Problem details: Find every line below that contains the word "Parse" and copy it out.

The data:
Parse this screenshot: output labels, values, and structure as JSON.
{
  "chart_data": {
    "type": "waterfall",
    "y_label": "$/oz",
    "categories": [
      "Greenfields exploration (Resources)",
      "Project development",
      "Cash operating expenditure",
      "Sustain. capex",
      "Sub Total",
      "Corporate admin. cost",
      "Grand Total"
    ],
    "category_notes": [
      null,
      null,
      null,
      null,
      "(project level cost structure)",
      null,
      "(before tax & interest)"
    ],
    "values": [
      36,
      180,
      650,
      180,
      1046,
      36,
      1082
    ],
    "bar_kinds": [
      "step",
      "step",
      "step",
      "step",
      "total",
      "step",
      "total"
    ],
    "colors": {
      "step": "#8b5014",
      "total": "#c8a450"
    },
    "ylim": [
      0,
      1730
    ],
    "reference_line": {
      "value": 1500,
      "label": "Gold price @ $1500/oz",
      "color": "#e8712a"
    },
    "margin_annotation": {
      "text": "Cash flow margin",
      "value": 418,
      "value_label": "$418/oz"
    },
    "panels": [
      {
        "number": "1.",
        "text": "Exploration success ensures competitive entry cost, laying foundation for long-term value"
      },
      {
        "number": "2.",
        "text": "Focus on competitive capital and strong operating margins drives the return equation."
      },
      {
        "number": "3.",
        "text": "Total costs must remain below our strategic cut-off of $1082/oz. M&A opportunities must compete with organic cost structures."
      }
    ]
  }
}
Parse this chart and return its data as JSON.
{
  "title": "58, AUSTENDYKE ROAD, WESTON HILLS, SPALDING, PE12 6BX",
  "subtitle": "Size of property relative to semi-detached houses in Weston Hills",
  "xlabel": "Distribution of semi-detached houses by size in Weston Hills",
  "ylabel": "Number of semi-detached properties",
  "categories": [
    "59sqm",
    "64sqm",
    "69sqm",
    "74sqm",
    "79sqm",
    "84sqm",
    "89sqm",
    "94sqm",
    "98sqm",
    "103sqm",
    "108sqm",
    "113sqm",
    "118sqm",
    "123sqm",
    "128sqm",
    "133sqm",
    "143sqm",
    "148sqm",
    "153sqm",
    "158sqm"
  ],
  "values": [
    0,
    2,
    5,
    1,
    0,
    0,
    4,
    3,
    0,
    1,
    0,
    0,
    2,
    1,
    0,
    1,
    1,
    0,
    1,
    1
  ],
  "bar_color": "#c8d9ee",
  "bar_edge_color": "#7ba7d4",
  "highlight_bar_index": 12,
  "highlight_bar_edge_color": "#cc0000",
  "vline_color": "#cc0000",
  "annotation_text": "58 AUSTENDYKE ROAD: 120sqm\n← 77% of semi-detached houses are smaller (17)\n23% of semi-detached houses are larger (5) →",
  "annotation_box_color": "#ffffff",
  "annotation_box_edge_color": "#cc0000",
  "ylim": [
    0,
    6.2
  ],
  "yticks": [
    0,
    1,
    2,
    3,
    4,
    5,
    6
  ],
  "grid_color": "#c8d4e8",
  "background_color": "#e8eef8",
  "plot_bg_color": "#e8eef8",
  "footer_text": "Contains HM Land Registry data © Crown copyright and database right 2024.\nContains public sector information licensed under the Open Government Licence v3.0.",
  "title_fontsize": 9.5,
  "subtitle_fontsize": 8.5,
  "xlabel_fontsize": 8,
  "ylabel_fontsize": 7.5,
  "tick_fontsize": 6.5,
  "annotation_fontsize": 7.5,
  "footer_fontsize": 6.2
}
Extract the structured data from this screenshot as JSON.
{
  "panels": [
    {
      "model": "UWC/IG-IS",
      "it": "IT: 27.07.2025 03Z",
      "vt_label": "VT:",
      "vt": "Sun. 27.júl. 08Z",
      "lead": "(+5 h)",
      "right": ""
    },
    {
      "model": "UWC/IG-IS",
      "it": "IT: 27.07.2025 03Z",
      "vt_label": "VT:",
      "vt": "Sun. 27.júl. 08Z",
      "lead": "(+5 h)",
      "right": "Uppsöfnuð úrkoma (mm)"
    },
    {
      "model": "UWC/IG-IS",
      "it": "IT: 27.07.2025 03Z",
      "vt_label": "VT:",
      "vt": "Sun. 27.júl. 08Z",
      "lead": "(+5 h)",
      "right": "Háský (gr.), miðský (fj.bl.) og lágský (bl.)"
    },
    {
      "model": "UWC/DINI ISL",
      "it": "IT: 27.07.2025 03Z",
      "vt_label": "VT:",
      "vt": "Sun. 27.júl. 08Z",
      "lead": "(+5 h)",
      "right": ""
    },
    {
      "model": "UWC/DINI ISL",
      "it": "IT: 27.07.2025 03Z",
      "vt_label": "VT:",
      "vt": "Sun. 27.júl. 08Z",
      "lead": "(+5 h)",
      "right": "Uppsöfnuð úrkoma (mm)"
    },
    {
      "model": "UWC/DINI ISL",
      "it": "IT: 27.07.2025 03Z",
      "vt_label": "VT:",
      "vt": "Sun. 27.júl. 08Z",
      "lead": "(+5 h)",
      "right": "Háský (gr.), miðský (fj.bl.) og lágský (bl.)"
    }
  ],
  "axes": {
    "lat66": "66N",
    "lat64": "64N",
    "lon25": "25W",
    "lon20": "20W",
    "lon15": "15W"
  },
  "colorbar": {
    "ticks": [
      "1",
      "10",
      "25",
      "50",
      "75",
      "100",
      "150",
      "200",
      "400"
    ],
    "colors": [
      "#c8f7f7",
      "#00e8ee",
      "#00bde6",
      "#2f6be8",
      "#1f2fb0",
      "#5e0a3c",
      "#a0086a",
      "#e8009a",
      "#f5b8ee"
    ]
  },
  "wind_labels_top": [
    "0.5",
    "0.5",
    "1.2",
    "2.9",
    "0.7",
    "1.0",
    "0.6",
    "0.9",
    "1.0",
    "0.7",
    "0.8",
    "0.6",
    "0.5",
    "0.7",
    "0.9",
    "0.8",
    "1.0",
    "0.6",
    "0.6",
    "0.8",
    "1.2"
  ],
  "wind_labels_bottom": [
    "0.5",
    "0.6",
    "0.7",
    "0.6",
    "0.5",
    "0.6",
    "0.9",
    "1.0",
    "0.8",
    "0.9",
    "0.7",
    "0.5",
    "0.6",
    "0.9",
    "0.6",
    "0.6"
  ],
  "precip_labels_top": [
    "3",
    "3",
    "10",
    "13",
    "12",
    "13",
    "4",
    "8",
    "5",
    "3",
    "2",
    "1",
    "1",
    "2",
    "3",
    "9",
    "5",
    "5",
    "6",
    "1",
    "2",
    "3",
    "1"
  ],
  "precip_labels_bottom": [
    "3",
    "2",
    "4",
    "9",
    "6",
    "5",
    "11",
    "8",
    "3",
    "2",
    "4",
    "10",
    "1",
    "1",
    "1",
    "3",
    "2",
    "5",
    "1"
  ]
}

Result:
Parse this screenshot: output labels, values, and structure as JSON.
Parse this chart and return its data as JSON.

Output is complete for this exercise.